(The task)
Lines containing the string "country" are to be counted; report only how many there are.
-------------------------
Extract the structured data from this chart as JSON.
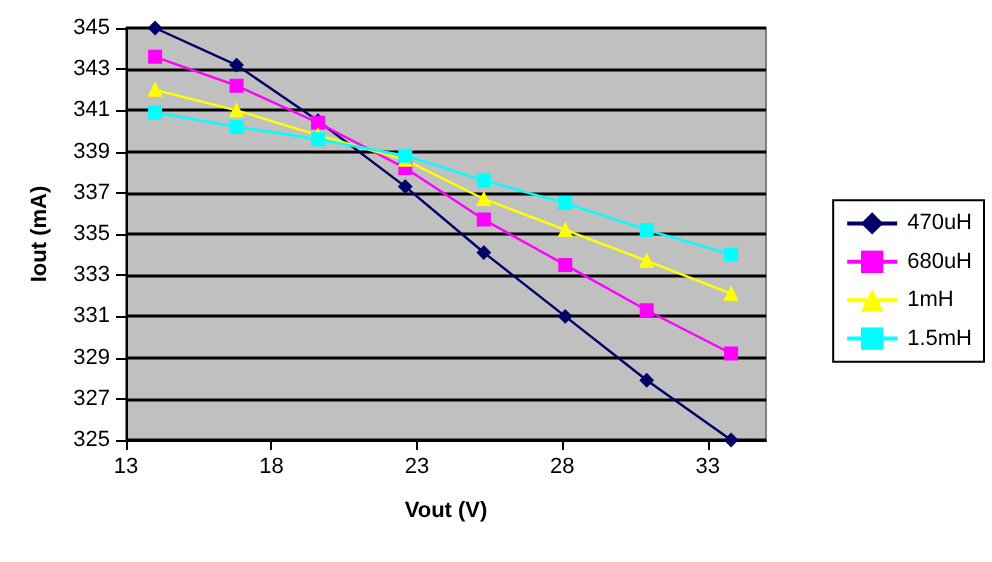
{
  "chart_data": {
    "type": "line",
    "xlabel": "Vout (V)",
    "ylabel": "Iout (mA)",
    "x": [
      14,
      16.8,
      19.6,
      22.6,
      25.3,
      28.1,
      30.9,
      33.8
    ],
    "xlim": [
      13,
      35
    ],
    "xticks": [
      13,
      18,
      23,
      28,
      33
    ],
    "ylim": [
      325,
      345
    ],
    "yticks": [
      325,
      327,
      329,
      331,
      333,
      335,
      337,
      339,
      341,
      343,
      345
    ],
    "grid": "y",
    "legend": "right",
    "series": [
      {
        "name": "470uH",
        "color": "#000066",
        "marker": "diamond",
        "values": [
          345,
          343.2,
          340.5,
          337.3,
          334.1,
          331,
          327.9,
          325
        ]
      },
      {
        "name": "680uH",
        "color": "#ff00ff",
        "marker": "square",
        "values": [
          343.6,
          342.2,
          340.4,
          338.2,
          335.7,
          333.5,
          331.3,
          329.2
        ]
      },
      {
        "name": "1mH",
        "color": "#ffff00",
        "marker": "triangle",
        "values": [
          342,
          341,
          339.8,
          338.6,
          336.7,
          335.2,
          333.7,
          332.1
        ]
      },
      {
        "name": "1.5mH",
        "color": "#00ffff",
        "marker": "square",
        "values": [
          340.9,
          340.2,
          339.6,
          338.8,
          337.6,
          336.5,
          335.2,
          334
        ]
      }
    ]
  }
}
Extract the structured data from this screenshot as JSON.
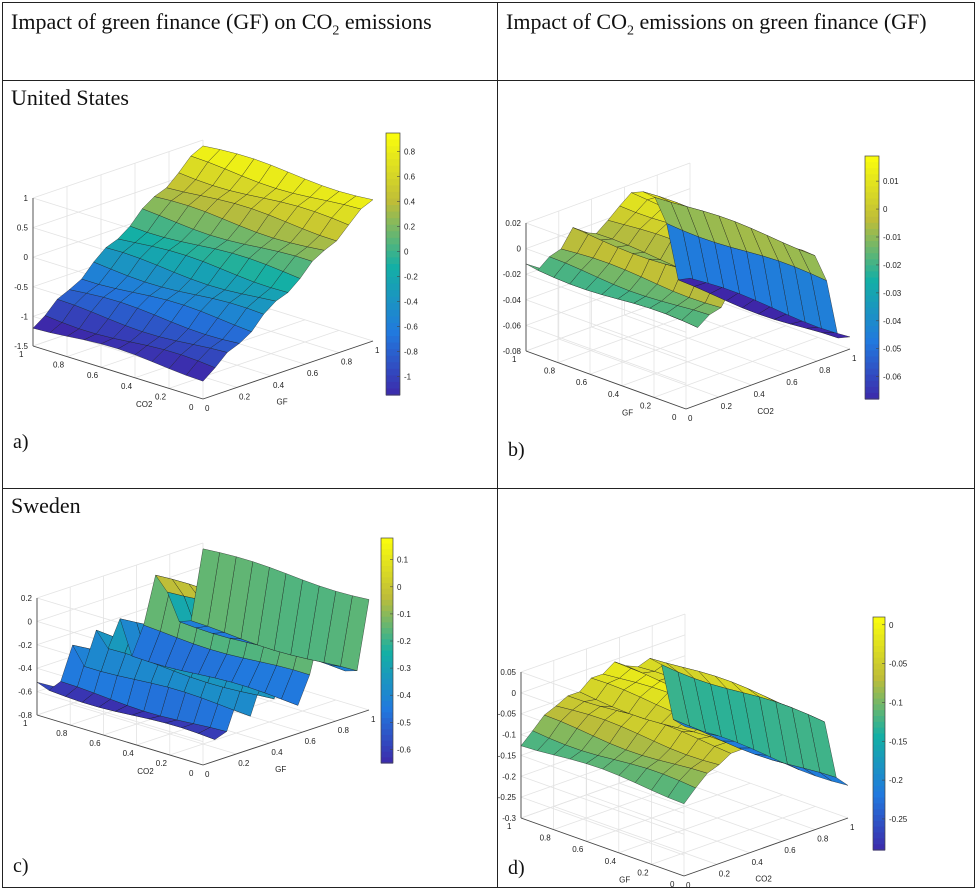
{
  "header": {
    "left_pre": "Impact of green finance (GF) on CO",
    "left_sub": "2",
    "left_post": " emissions",
    "right_pre": "Impact of CO",
    "right_sub": "2",
    "right_post": " emissions on green finance (GF)"
  },
  "rows": [
    {
      "country": "United States"
    },
    {
      "country": "Sweden"
    }
  ],
  "chart_data": [
    {
      "panel": "a)",
      "type": "surface",
      "x_label": "GF",
      "y_label": "CO2",
      "x_ticks": [
        "0",
        "0.2",
        "0.4",
        "0.6",
        "0.8",
        "1"
      ],
      "y_ticks": [
        "0",
        "0.2",
        "0.4",
        "0.6",
        "0.8",
        "1"
      ],
      "z_ticks": [
        "1",
        "0.5",
        "0",
        "-0.5",
        "-1",
        "-1.5"
      ],
      "zlim": [
        -1.5,
        1
      ],
      "colorbar": {
        "ticks": [
          "0.8",
          "0.6",
          "0.4",
          "0.2",
          "0",
          "-0.2",
          "-0.4",
          "-0.6",
          "-0.8",
          "-1"
        ],
        "range": [
          -1.15,
          0.95
        ]
      },
      "profile": [
        0.9,
        0.75,
        0.6,
        0.45,
        0.3,
        0.15,
        0.0,
        -0.15,
        -0.3,
        -0.45,
        -0.6,
        -0.75,
        -0.9,
        -1.05,
        -1.15
      ]
    },
    {
      "panel": "b)",
      "type": "surface",
      "x_label": "CO2",
      "y_label": "GF",
      "x_ticks": [
        "0",
        "0.2",
        "0.4",
        "0.6",
        "0.8",
        "1"
      ],
      "y_ticks": [
        "0",
        "0.2",
        "0.4",
        "0.6",
        "0.8",
        "1"
      ],
      "z_ticks": [
        "0.02",
        "0",
        "-0.02",
        "-0.04",
        "-0.06",
        "-0.08"
      ],
      "zlim": [
        -0.08,
        0.02
      ],
      "colorbar": {
        "ticks": [
          "0.01",
          "0",
          "-0.01",
          "-0.02",
          "-0.03",
          "-0.04",
          "-0.05",
          "-0.06"
        ],
        "range": [
          -0.068,
          0.019
        ]
      },
      "profile": [
        -0.07,
        -0.07,
        -0.02,
        0.005,
        0.01,
        0.012,
        0.008,
        0.0,
        -0.01,
        -0.005,
        0.005,
        -0.01,
        -0.015,
        -0.02,
        -0.01
      ]
    },
    {
      "panel": "c)",
      "type": "surface",
      "x_label": "GF",
      "y_label": "CO2",
      "x_ticks": [
        "0",
        "0.2",
        "0.4",
        "0.6",
        "0.8",
        "1"
      ],
      "y_ticks": [
        "0",
        "0.2",
        "0.4",
        "0.6",
        "0.8",
        "1"
      ],
      "z_ticks": [
        "0.2",
        "0",
        "-0.2",
        "-0.4",
        "-0.6",
        "-0.8"
      ],
      "zlim": [
        -0.8,
        0.2
      ],
      "colorbar": {
        "ticks": [
          "0.1",
          "0",
          "-0.1",
          "-0.2",
          "-0.3",
          "-0.4",
          "-0.5",
          "-0.6"
        ],
        "range": [
          -0.65,
          0.18
        ]
      },
      "profile": [
        0.15,
        -0.45,
        -0.4,
        -0.1,
        0.05,
        -0.35,
        -0.55,
        -0.2,
        -0.45,
        -0.25,
        -0.5,
        -0.3,
        -0.6,
        -0.62,
        -0.5
      ]
    },
    {
      "panel": "d)",
      "type": "surface",
      "x_label": "CO2",
      "y_label": "GF",
      "x_ticks": [
        "0",
        "0.2",
        "0.4",
        "0.6",
        "0.8",
        "1"
      ],
      "y_ticks": [
        "0",
        "0.2",
        "0.4",
        "0.6",
        "0.8",
        "1"
      ],
      "z_ticks": [
        "0.05",
        "0",
        "-0.05",
        "-0.1",
        "-0.15",
        "-0.2",
        "-0.25",
        "-0.3"
      ],
      "zlim": [
        -0.3,
        0.05
      ],
      "colorbar": {
        "ticks": [
          "0",
          "-0.05",
          "-0.1",
          "-0.15",
          "-0.2",
          "-0.25"
        ],
        "range": [
          -0.29,
          0.01
        ]
      },
      "profile": [
        -0.22,
        -0.2,
        -0.05,
        -0.02,
        -0.04,
        -0.03,
        0.0,
        -0.02,
        -0.03,
        -0.05,
        -0.04,
        -0.06,
        -0.08,
        -0.1,
        -0.12
      ]
    }
  ]
}
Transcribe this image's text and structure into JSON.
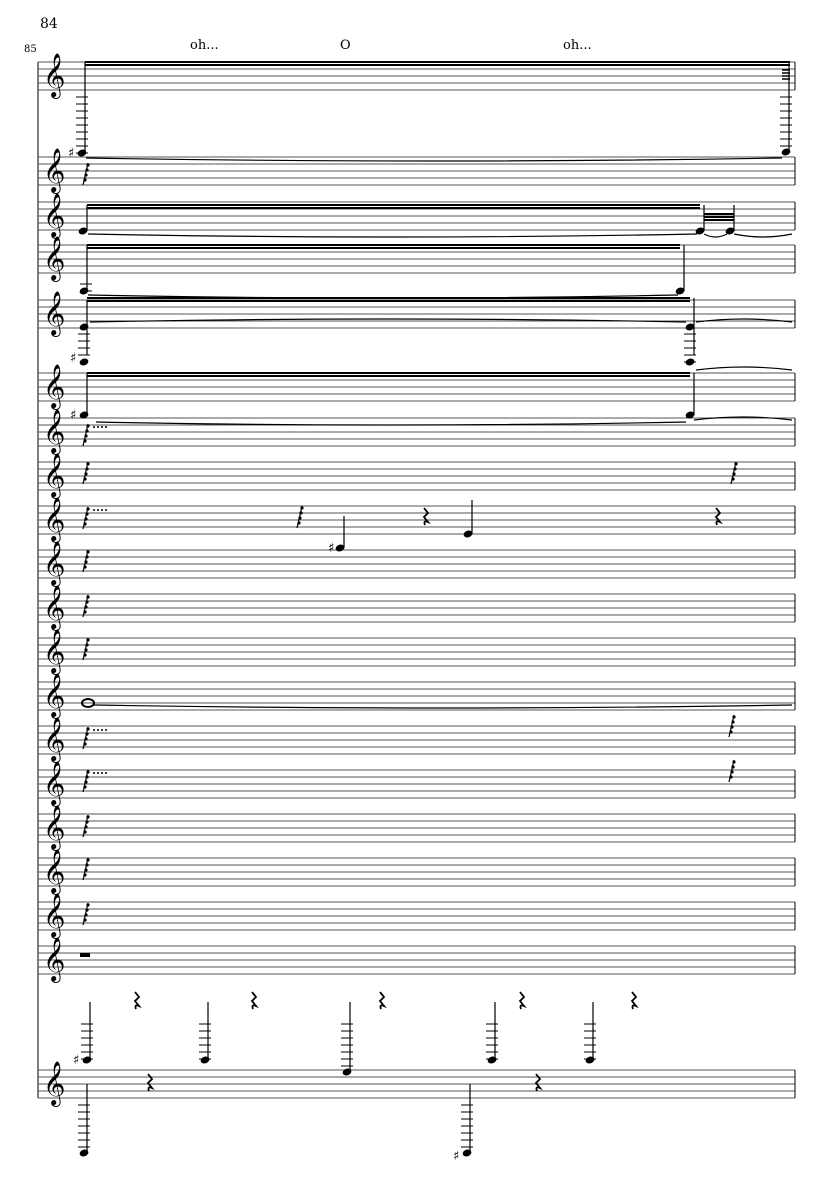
{
  "score": {
    "measure_numbers": [
      "84",
      "85"
    ],
    "lyrics": [
      "oh...",
      "O",
      "oh..."
    ],
    "clef": "treble-clef",
    "ink_color": "#000000",
    "staff_line_color": "#555555"
  }
}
-------------------------
(Full output)
2